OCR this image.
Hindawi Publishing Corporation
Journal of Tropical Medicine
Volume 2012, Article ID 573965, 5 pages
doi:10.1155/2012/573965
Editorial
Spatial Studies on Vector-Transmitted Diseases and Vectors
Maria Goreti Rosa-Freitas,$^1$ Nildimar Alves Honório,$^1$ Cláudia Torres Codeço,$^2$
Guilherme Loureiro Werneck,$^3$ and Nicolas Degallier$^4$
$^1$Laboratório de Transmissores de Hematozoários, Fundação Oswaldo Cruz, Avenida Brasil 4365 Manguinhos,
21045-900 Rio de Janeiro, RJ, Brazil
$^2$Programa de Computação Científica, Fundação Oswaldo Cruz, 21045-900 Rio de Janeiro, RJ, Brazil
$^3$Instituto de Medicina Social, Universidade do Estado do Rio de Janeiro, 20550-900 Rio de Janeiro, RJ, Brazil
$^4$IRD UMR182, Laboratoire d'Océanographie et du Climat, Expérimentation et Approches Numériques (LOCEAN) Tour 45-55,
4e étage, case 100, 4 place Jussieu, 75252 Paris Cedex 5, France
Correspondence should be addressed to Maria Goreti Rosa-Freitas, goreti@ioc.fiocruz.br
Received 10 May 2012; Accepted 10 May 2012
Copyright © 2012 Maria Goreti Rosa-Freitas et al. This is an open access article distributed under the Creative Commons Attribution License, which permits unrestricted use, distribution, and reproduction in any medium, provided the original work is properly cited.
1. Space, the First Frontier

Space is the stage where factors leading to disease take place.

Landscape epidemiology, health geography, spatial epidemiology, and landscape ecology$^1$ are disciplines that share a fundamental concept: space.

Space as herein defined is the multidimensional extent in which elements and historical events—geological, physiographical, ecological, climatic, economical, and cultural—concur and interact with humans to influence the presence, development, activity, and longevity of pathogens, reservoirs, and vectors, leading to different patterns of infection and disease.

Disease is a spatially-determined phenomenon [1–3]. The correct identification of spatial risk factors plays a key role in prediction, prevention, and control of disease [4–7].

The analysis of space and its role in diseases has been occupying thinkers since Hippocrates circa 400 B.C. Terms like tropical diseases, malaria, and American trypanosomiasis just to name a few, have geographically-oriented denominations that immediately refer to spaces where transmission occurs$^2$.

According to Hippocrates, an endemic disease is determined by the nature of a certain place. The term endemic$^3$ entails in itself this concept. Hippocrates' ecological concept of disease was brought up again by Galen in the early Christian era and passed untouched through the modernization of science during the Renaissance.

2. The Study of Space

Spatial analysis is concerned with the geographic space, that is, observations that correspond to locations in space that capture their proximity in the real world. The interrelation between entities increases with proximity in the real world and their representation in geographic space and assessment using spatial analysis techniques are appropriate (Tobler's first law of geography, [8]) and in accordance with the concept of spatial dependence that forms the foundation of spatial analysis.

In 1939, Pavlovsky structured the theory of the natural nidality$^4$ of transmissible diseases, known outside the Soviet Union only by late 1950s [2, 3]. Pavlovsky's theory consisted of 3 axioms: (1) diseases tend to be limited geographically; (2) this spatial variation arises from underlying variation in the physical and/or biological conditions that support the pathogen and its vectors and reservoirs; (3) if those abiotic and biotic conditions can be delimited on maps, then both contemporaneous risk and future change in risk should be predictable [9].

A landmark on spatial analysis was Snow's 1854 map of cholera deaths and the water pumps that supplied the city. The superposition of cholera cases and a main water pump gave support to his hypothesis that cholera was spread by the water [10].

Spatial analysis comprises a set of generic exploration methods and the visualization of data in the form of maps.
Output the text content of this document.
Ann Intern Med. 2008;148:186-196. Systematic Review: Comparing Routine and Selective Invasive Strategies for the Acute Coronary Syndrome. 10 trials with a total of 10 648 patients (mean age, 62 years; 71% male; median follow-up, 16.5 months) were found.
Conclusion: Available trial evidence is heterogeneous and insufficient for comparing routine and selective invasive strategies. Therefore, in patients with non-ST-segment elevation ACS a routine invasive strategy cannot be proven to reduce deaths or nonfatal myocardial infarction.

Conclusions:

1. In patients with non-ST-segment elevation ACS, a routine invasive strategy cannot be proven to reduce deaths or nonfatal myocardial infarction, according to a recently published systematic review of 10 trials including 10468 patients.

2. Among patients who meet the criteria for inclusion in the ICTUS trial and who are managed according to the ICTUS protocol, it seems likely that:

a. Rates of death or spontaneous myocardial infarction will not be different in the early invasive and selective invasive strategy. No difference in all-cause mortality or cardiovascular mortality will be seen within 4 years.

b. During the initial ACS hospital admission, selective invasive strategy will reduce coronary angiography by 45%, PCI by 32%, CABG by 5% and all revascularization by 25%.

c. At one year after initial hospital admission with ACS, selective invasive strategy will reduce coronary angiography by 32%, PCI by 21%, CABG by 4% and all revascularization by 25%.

#### [Task brief]
Would you output the full listing exactly as it stands?

#### [Response below]
OCR this image.
Hindawi Publishing Corporation
Journal of Tropical Medicine
Volume 2012, Article ID 573965, 5 pages
doi:10.1155/2012/573965
Editorial
Spatial Studies on Vector-Transmitted Diseases and Vectors
Maria Goreti Rosa-Freitas,$^1$ Nildimar Alves Honório,$^1$ Cláudia Torres Codeço,$^2$
Guilherme Loureiro Werneck,$^3$ and Nicolas Degallier$^4$
$^1$Laboratório de Transmissores de Hematozoários, Fundação Oswaldo Cruz, Avenida Brasil 4365 Manguinhos,
21045-900 Rio de Janeiro, RJ, Brazil
$^2$Programa de Computação Científica, Fundação Oswaldo Cruz, 21045-900 Rio de Janeiro, RJ, Brazil
$^3$Instituto de Medicina Social, Universidade do Estado do Rio de Janeiro, 20550-900 Rio de Janeiro, RJ, Brazil
$^4$IRD UMR182, Laboratoire d'Océanographie et du Climat, Expérimentation et Approches Numériques (LOCEAN) Tour 45-55,
4e étage, case 100, 4 place Jussieu, 75252 Paris Cedex 5, France
Correspondence should be addressed to Maria Goreti Rosa-Freitas, goreti@ioc.fiocruz.br
Received 10 May 2012; Accepted 10 May 2012
Copyright © 2012 Maria Goreti Rosa-Freitas et al. This is an open access article distributed under the Creative Commons Attribution License, which permits unrestricted use, distribution, and reproduction in any medium, provided the original work is properly cited.
1. Space, the First Frontier

Space is the stage where factors leading to disease take place.

Landscape epidemiology, health geography, spatial epidemiology, and landscape ecology$^1$ are disciplines that share a fundamental concept: space.

Space as herein defined is the multidimensional extent in which elements and historical events—geological, physiographical, ecological, climatic, economical, and cultural—concur and interact with humans to influence the presence, development, activity, and longevity of pathogens, reservoirs, and vectors, leading to different patterns of infection and disease.

Disease is a spatially-determined phenomenon [1–3]. The correct identification of spatial risk factors plays a key role in prediction, prevention, and control of disease [4–7].

The analysis of space and its role in diseases has been occupying thinkers since Hippocrates circa 400 B.C. Terms like tropical diseases, malaria, and American trypanosomiasis just to name a few, have geographically-oriented denominations that immediately refer to spaces where transmission occurs$^2$.

According to Hippocrates, an endemic disease is determined by the nature of a certain place. The term endemic$^3$ entails in itself this concept. Hippocrates' ecological concept of disease was brought up again by Galen in the early Christian era and passed untouched through the modernization of science during the Renaissance.

2. The Study of Space

Spatial analysis is concerned with the geographic space, that is, observations that correspond to locations in space that capture their proximity in the real world. The interrelation between entities increases with proximity in the real world and their representation in geographic space and assessment using spatial analysis techniques are appropriate (Tobler's first law of geography, [8]) and in accordance with the concept of spatial dependence that forms the foundation of spatial analysis.

In 1939, Pavlovsky structured the theory of the natural nidality$^4$ of transmissible diseases, known outside the Soviet Union only by late 1950s [2, 3]. Pavlovsky's theory consisted of 3 axioms: (1) diseases tend to be limited geographically; (2) this spatial variation arises from underlying variation in the physical and/or biological conditions that support the pathogen and its vectors and reservoirs; (3) if those abiotic and biotic conditions can be delimited on maps, then both contemporaneous risk and future change in risk should be predictable [9].

A landmark on spatial analysis was Snow's 1854 map of cholera deaths and the water pumps that supplied the city. The superposition of cholera cases and a main water pump gave support to his hypothesis that cholera was spread by the water [10].

Spatial analysis comprises a set of generic exploration methods and the visualization of data in the form of maps.
Output the text content of this document.
Ann Intern Med. 2008;148:186-196. Systematic Review: Comparing Routine and Selective Invasive Strategies for the Acute Coronary Syndrome. 10 trials with a total of 10 648 patients (mean age, 62 years; 71% male; median follow-up, 16.5 months) were found.
Conclusion: Available trial evidence is heterogeneous and insufficient for comparing routine and selective invasive strategies. Therefore, in patients with non-ST-segment elevation ACS a routine invasive strategy cannot be proven to reduce deaths or nonfatal myocardial infarction.

Conclusions:

1. In patients with non-ST-segment elevation ACS, a routine invasive strategy cannot be proven to reduce deaths or nonfatal myocardial infarction, according to a recently published systematic review of 10 trials including 10468 patients.

2. Among patients who meet the criteria for inclusion in the ICTUS trial and who are managed according to the ICTUS protocol, it seems likely that:

a. Rates of death or spontaneous myocardial infarction will not be different in the early invasive and selective invasive strategy. No difference in all-cause mortality or cardiovascular mortality will be seen within 4 years.

b. During the initial ACS hospital admission, selective invasive strategy will reduce coronary angiography by 45%, PCI by 32%, CABG by 5% and all revascularization by 25%.

c. At one year after initial hospital admission with ACS, selective invasive strategy will reduce coronary angiography by 32%, PCI by 21%, CABG by 4% and all revascularization by 25%.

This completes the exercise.